Problem:
Copy out every record below, word for word.

- - - - - - -

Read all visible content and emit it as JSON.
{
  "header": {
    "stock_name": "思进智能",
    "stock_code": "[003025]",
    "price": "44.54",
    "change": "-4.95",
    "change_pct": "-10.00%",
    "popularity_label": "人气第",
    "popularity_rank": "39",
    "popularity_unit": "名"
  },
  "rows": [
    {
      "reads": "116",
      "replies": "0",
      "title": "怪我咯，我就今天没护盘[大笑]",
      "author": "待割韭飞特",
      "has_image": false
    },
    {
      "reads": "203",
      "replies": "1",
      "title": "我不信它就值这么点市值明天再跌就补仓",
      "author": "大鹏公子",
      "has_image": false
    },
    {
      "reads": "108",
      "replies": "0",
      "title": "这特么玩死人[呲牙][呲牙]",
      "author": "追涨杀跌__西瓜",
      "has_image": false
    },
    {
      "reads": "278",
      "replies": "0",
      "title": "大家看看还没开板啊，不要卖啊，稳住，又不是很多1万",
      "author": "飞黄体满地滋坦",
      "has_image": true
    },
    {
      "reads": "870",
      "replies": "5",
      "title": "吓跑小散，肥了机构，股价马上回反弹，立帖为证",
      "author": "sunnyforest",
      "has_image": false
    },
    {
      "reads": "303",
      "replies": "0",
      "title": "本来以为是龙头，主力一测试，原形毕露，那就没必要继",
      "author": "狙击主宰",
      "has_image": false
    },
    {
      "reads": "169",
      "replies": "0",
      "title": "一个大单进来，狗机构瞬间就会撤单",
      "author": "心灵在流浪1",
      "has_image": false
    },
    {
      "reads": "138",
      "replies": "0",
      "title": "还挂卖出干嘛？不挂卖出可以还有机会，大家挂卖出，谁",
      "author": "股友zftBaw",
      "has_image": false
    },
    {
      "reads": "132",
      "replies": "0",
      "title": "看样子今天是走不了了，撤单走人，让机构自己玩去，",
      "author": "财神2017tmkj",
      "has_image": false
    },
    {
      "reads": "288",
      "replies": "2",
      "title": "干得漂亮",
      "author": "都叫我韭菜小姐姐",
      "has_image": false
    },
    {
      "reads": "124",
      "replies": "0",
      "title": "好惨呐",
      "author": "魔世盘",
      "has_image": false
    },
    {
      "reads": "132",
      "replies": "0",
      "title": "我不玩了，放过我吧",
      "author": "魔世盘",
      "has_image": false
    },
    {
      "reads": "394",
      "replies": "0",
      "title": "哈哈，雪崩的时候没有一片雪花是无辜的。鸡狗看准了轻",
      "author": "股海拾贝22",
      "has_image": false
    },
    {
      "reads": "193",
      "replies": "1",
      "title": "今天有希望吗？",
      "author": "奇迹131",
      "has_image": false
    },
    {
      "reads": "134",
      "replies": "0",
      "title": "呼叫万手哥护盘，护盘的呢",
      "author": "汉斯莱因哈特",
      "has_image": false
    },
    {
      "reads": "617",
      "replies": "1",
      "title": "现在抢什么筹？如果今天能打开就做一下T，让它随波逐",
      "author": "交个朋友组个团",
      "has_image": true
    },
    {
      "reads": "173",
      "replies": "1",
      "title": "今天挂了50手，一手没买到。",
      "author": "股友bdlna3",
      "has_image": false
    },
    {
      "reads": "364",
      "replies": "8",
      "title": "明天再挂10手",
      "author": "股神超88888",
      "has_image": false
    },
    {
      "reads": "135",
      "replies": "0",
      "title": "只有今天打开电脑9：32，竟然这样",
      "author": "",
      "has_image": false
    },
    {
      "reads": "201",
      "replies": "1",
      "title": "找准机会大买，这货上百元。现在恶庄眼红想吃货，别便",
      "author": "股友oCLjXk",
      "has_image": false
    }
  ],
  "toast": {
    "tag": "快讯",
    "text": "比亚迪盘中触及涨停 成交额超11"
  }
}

- - - - - - -

Full response:
Read all visible content and emit it as JSON.
{
  "header": {
    "stock_name": "思进智能",
    "stock_code": "[003025]",
    "price": "44.54",
    "change": "-4.95",
    "change_pct": "-10.00%",
    "popularity_label": "人气第",
    "popularity_rank": "39",
    "popularity_unit": "名"
  },
  "rows": [
    {
      "reads": "116",
      "replies": "0",
      "title": "怪我咯，我就今天没护盘[大笑]",
      "author": "待割韭飞特",
      "has_image": false
    },
    {
      "reads": "203",
      "replies": "1",
      "title": "我不信它就值这么点市值明天再跌就补仓",
      "author": "大鹏公子",
      "has_image": false
    },
    {
      "reads": "108",
      "replies": "0",
      "title": "这特么玩死人[呲牙][呲牙]",
      "author": "追涨杀跌__西瓜",
      "has_image": false
    },
    {
      "reads": "278",
      "replies": "0",
      "title": "大家看看还没开板啊，不要卖啊，稳住，又不是很多1万",
      "author": "飞黄体满地滋坦",
      "has_image": true
    },
    {
      "reads": "870",
      "replies": "5",
      "title": "吓跑小散，肥了机构，股价马上回反弹，立帖为证",
      "author": "sunnyforest",
      "has_image": false
    },
    {
      "reads": "303",
      "replies": "0",
      "title": "本来以为是龙头，主力一测试，原形毕露，那就没必要继",
      "author": "狙击主宰",
      "has_image": false
    },
    {
      "reads": "169",
      "replies": "0",
      "title": "一个大单进来，狗机构瞬间就会撤单",
      "author": "心灵在流浪1",
      "has_image": false
    },
    {
      "reads": "138",
      "replies": "0",
      "title": "还挂卖出干嘛？不挂卖出可以还有机会，大家挂卖出，谁",
      "author": "股友zftBaw",
      "has_image": false
    },
    {
      "reads": "132",
      "replies": "0",
      "title": "看样子今天是走不了了，撤单走人，让机构自己玩去，",
      "author": "财神2017tmkj",
      "has_image": false
    },
    {
      "reads": "288",
      "replies": "2",
      "title": "干得漂亮",
      "author": "都叫我韭菜小姐姐",
      "has_image": false
    },
    {
      "reads": "124",
      "replies": "0",
      "title": "好惨呐",
      "author": "魔世盘",
      "has_image": false
    },
    {
      "reads": "132",
      "replies": "0",
      "title": "我不玩了，放过我吧",
      "author": "魔世盘",
      "has_image": false
    },
    {
      "reads": "394",
      "replies": "0",
      "title": "哈哈，雪崩的时候没有一片雪花是无辜的。鸡狗看准了轻",
      "author": "股海拾贝22",
      "has_image": false
    },
    {
      "reads": "193",
      "replies": "1",
      "title": "今天有希望吗？",
      "author": "奇迹131",
      "has_image": false
    },
    {
      "reads": "134",
      "replies": "0",
      "title": "呼叫万手哥护盘，护盘的呢",
      "author": "汉斯莱因哈特",
      "has_image": false
    },
    {
      "reads": "617",
      "replies": "1",
      "title": "现在抢什么筹？如果今天能打开就做一下T，让它随波逐",
      "author": "交个朋友组个团",
      "has_image": true
    },
    {
      "reads": "173",
      "replies": "1",
      "title": "今天挂了50手，一手没买到。",
      "author": "股友bdlna3",
      "has_image": false
    },
    {
      "reads": "364",
      "replies": "8",
      "title": "明天再挂10手",
      "author": "股神超88888",
      "has_image": false
    },
    {
      "reads": "135",
      "replies": "0",
      "title": "只有今天打开电脑9：32，竟然这样",
      "author": "",
      "has_image": false
    },
    {
      "reads": "201",
      "replies": "1",
      "title": "找准机会大买，这货上百元。现在恶庄眼红想吃货，别便",
      "author": "股友oCLjXk",
      "has_image": false
    }
  ],
  "toast": {
    "tag": "快讯",
    "text": "比亚迪盘中触及涨停 成交额超11"
  }
}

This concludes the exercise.